▶ **Estratto scelto**
════════════════
Martini: ''Il federalismo partirà solo se lo vorrà la società civile''

Il Convegno è stato organizzato nell'ambito delle celebrazioni per il Cinquantenario della Federazione Toscana Banche di Credito Cooperativo. Dalle Cooperative una richiesta di maggiore autonomia delle Regioni.

Redazione Nove da Firenze
Redazione Nove da Firenze
21 novembre 2009 15:06
Martini: ''Il federalismo partirà solo se lo vorrà la società civile''

Si è svolto oggi, sabato 21 novembre 2009, al Palazzo degli Affari di Firenze il Convegno “Federalismo e Cooperazione per valorizzare il territorio”. Un'occasione importante per discutere, assieme ad autorevoli personalità in rappresentanza del mondo istituzionale, accademico e cooperativo, dei possibili scenari derivanti dalla riforma federalista del titolo V della Costituzione. Ad introdurre il tema Paolo Caretti, docente di Diritto Costituzionale all'Università di Firenze che nel suo intervento ha chiarito le possibilità legislative delle Regioni nell'ambito del federalismo e della cooperazione invitando al contempo “la politica regionale a tenere conto del valore sociale dell'impresa cooperativa e quindi ad operare a loro favore”. “Con la riforma del Titolo V della Carta Costituzionale si è aperta nel nostro paese una fase nuova nell’organizzazione delle funzioni dello Stato e delle sue regioni – ha detto il presidente di Confcooperative Toscana Gianfranco Tilli -.
════════════════
[Dati per il riconoscimento della struttura dei documenti]

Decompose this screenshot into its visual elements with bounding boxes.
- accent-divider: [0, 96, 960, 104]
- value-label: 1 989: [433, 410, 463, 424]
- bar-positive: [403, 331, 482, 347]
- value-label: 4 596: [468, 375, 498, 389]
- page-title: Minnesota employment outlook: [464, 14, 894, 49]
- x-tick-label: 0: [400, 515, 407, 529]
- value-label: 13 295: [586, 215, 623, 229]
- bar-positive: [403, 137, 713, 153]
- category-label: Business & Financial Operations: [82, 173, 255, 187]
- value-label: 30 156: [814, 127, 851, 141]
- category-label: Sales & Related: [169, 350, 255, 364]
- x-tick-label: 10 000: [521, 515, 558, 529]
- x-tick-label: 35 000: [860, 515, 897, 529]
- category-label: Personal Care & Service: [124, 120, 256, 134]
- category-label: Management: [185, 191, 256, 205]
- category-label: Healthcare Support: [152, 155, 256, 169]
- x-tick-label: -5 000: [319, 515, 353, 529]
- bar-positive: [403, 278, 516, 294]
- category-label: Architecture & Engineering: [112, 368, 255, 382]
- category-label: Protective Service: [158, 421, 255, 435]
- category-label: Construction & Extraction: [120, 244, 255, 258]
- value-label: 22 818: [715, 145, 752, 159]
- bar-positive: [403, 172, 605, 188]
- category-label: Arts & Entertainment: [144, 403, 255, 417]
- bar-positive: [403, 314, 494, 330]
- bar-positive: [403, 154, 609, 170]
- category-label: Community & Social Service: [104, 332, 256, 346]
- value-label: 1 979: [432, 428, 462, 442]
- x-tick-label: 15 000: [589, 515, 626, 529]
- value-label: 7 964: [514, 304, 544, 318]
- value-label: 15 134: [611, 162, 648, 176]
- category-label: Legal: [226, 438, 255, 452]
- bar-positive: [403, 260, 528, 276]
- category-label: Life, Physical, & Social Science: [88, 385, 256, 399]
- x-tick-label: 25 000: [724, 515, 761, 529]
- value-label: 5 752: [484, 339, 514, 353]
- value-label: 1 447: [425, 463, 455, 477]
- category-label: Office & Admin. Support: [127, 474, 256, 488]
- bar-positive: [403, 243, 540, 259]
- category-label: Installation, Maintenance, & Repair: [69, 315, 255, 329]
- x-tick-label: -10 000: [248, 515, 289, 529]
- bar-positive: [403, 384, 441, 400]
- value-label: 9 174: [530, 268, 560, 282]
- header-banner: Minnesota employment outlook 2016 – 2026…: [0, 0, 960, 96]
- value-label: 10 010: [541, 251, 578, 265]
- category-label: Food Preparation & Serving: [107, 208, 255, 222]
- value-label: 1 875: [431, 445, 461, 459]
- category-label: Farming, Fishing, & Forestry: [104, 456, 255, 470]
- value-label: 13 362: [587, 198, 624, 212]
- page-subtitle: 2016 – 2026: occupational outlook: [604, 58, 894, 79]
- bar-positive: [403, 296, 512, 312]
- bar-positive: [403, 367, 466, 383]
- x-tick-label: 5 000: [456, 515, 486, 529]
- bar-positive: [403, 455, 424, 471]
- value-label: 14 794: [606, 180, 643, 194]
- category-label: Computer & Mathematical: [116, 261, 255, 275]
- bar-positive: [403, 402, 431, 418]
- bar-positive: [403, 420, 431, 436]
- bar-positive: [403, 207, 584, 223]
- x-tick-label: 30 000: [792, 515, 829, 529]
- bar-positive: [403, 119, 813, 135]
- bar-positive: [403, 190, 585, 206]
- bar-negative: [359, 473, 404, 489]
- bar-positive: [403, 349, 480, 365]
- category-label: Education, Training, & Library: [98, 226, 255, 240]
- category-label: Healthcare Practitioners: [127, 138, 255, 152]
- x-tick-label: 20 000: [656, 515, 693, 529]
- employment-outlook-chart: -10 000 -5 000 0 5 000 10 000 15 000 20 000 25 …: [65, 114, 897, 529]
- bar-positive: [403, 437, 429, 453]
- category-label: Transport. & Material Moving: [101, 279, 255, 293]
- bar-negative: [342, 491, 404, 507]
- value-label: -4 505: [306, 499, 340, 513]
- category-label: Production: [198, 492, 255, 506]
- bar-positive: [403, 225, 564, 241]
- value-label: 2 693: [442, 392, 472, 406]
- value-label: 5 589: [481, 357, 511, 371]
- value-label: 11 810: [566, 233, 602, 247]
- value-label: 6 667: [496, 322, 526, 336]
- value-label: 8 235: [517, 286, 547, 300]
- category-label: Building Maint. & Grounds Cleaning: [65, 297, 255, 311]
════════════════
▶ **Cosa fare**
(A) Elenca tutte le persone nominate nell'articolo sul convegno.
(B) Aggiorna l'articolo sul convegno riscrivendo il passo da "Il Convegno è" fino a "autonomia delle Regioni." compreso, con "Sessantenario" al posto di "Cinquantenario".
(C) Rispondi in base all'articolo sul convegno:
(i) Di quale federazione si celebrava il Cinquantenario?
(ii) In quale edificio di Firenze si è svolto il convegno?
(iii) Quale carica ricopre Gianfranco Tilli?
I record costituiscono materiale a parte, indipendente dall'articolo.

▶ **Soluzioni**
(A)
Martini
Paolo Caretti
Gianfranco Tilli

(B)
Il Convegno è stato organizzato nell'ambito delle celebrazioni per il Sessantenario della Federazione Toscana Banche di Credito Cooperativo. Dalle Cooperative una richiesta di maggiore autonomia delle Regioni.

(C)
(i) La Federazione Toscana Banche di Credito Cooperativo.
(ii) Il Palazzo degli Affari.
(iii) È presidente di Confcooperative Toscana.